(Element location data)
-- begin --

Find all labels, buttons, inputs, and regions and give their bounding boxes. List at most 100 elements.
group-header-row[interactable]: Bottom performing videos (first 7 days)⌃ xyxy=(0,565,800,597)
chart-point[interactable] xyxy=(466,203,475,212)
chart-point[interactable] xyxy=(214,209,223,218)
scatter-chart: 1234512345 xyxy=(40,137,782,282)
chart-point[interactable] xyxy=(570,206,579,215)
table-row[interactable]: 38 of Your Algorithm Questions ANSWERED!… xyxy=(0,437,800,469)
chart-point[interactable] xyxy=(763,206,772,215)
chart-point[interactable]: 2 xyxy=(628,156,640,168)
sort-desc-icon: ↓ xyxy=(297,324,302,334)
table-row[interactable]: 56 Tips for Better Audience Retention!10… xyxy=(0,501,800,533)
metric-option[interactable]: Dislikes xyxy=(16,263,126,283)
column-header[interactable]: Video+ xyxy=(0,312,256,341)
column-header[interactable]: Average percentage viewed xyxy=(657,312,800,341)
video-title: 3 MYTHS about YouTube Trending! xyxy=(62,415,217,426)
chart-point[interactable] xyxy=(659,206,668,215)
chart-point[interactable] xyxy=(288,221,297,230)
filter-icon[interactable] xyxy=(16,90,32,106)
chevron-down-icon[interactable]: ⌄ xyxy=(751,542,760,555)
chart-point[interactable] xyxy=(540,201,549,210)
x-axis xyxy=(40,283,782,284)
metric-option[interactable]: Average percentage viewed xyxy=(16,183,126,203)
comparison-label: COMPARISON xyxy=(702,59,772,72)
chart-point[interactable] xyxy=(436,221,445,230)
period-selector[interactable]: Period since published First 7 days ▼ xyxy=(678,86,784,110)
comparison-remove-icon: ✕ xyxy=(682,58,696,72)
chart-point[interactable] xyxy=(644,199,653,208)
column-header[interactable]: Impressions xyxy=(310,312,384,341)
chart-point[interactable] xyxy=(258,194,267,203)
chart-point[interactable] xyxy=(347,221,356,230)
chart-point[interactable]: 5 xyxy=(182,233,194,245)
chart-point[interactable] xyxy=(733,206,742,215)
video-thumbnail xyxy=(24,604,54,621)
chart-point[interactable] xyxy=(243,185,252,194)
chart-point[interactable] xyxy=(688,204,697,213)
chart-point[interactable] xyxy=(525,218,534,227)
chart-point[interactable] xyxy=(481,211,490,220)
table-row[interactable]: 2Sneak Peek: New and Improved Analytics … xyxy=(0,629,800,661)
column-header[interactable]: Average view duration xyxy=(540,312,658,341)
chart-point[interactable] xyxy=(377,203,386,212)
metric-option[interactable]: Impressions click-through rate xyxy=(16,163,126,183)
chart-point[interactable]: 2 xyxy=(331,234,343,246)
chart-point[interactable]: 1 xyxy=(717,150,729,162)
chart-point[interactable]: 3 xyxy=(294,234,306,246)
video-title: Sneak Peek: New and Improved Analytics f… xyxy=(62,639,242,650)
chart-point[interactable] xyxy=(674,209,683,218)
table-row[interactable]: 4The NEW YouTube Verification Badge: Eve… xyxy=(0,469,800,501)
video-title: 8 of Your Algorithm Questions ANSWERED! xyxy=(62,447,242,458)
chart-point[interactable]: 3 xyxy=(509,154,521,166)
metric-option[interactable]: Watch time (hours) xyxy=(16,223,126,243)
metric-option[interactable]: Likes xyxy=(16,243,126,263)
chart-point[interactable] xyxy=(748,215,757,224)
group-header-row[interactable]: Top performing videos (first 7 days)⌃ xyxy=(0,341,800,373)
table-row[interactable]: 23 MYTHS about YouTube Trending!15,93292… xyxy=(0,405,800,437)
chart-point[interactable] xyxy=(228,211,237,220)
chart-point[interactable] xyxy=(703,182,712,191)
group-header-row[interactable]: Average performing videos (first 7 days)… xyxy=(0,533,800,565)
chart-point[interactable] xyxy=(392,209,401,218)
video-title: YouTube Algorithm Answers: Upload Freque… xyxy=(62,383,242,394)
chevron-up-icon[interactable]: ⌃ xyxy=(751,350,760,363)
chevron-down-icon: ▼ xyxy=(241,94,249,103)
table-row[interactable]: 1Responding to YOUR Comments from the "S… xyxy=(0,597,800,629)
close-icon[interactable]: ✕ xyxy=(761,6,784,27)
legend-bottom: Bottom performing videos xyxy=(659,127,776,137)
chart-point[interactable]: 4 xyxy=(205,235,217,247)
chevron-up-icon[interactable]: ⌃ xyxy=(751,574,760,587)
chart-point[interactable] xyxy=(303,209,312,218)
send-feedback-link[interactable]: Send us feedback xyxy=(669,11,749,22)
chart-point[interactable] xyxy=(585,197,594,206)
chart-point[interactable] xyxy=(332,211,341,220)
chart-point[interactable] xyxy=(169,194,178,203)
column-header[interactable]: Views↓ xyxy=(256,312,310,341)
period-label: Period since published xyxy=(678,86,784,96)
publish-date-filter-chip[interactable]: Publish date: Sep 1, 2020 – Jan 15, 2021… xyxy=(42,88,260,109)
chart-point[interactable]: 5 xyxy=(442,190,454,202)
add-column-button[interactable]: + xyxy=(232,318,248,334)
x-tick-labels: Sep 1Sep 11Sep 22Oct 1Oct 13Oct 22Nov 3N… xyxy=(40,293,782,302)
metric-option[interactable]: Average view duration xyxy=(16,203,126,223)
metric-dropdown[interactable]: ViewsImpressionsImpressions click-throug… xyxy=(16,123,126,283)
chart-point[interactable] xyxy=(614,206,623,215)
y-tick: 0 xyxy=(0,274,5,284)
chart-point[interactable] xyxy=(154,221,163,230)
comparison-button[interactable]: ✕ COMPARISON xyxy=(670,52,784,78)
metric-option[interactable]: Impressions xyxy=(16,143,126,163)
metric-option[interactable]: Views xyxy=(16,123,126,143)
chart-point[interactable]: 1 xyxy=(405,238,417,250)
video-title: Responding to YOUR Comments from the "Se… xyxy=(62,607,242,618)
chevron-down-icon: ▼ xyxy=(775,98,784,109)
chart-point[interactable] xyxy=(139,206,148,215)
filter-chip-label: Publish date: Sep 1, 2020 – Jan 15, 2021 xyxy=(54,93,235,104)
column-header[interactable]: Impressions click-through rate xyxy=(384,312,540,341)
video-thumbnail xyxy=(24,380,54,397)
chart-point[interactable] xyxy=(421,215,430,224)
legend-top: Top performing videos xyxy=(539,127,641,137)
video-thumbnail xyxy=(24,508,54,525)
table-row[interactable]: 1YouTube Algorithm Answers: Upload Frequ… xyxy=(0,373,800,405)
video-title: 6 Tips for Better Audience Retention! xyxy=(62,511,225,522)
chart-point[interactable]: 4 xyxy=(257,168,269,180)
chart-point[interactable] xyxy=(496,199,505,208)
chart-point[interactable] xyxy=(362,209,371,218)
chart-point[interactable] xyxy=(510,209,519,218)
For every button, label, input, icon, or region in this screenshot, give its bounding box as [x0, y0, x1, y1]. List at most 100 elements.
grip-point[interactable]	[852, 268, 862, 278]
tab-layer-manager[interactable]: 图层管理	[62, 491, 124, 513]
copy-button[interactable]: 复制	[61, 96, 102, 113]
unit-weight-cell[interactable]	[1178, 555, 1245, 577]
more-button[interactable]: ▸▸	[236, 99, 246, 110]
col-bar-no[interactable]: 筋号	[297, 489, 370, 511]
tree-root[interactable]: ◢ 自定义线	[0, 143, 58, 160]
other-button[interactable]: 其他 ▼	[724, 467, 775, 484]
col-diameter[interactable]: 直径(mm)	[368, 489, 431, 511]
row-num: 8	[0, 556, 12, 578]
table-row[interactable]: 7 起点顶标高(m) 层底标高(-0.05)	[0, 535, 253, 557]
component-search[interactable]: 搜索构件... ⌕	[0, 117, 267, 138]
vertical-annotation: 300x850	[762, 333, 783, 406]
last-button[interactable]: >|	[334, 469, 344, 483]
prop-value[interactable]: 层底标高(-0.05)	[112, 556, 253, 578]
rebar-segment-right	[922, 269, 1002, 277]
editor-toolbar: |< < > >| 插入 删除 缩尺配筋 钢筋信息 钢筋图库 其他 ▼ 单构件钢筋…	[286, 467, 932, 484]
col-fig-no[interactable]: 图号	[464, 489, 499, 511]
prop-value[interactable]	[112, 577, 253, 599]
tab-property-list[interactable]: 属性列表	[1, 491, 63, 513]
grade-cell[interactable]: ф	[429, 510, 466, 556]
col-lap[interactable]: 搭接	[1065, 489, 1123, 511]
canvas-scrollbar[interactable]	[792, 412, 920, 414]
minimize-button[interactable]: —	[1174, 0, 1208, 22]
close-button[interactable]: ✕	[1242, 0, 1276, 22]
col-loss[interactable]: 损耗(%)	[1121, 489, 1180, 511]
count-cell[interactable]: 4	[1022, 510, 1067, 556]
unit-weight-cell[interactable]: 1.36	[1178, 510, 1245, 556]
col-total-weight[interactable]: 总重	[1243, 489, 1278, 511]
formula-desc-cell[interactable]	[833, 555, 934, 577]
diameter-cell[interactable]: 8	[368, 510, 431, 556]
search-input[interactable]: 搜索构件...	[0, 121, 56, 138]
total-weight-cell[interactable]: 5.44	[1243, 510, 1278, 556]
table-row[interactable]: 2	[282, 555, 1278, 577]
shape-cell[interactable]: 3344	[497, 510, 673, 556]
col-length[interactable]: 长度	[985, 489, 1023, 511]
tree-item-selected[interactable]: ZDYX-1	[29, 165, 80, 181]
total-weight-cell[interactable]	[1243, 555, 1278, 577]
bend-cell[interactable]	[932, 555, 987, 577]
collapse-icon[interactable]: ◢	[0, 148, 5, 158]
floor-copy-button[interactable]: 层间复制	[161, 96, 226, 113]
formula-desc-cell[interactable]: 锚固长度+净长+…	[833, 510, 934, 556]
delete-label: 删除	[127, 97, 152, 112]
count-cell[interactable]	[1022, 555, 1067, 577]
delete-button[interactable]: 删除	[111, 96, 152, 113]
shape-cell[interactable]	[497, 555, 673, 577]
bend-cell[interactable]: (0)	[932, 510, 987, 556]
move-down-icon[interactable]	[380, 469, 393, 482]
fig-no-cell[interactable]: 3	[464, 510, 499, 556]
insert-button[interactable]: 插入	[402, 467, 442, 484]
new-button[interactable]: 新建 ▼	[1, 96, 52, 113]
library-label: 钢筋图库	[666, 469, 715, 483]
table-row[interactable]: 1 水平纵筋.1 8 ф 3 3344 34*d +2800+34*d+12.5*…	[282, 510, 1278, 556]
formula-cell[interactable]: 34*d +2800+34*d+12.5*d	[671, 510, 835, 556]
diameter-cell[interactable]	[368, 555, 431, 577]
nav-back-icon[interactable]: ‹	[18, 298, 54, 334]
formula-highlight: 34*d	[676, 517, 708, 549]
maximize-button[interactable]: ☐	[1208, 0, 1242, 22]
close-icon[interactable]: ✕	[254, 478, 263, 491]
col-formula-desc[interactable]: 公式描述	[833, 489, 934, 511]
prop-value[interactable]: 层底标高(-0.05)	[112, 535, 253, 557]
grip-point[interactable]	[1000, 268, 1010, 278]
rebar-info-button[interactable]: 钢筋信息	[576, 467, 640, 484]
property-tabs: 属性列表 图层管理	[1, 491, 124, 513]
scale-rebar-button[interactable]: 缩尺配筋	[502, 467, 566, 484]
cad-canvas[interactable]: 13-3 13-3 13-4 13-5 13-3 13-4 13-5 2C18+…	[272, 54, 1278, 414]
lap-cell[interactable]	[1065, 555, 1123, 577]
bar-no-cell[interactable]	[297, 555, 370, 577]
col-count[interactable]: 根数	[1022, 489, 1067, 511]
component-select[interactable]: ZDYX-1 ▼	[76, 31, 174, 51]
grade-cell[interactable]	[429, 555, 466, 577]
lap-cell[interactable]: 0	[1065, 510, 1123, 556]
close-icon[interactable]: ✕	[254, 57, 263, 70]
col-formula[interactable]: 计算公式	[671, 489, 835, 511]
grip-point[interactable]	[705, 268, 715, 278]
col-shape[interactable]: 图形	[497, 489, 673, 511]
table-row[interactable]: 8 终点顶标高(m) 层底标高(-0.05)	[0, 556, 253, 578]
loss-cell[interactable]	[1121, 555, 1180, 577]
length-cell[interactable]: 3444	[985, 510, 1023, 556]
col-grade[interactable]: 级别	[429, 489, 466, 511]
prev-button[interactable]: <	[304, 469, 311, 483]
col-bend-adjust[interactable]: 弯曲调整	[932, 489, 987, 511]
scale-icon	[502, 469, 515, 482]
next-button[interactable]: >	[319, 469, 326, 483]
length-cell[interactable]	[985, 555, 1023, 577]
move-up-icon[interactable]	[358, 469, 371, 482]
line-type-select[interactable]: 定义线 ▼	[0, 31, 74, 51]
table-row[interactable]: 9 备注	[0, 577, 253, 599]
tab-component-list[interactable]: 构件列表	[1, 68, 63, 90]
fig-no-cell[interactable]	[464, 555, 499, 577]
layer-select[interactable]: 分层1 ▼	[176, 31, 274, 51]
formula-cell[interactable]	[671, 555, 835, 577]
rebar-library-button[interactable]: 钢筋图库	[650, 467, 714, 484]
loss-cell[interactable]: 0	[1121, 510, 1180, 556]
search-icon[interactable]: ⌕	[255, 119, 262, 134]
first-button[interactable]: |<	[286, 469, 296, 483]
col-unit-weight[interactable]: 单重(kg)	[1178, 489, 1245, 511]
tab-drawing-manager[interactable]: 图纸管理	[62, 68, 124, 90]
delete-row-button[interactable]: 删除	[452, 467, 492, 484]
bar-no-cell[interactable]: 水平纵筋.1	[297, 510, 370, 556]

-- end --

■ SHORT EXERCISE
Transcribe the lines verbatim, starting with the first line and ending with the line that contains "scatter-chart: 1234512345 xyxy=(40,137,782,282)".

■ CORRECT ANSWER
Find all labels, buttons, inputs, and regions and give their bounding boxes. List at most 100 elements.
group-header-row[interactable]: Bottom performing videos (first 7 days)⌃ xyxy=(0,565,800,597)
chart-point[interactable] xyxy=(466,203,475,212)
chart-point[interactable] xyxy=(214,209,223,218)
scatter-chart: 1234512345 xyxy=(40,137,782,282)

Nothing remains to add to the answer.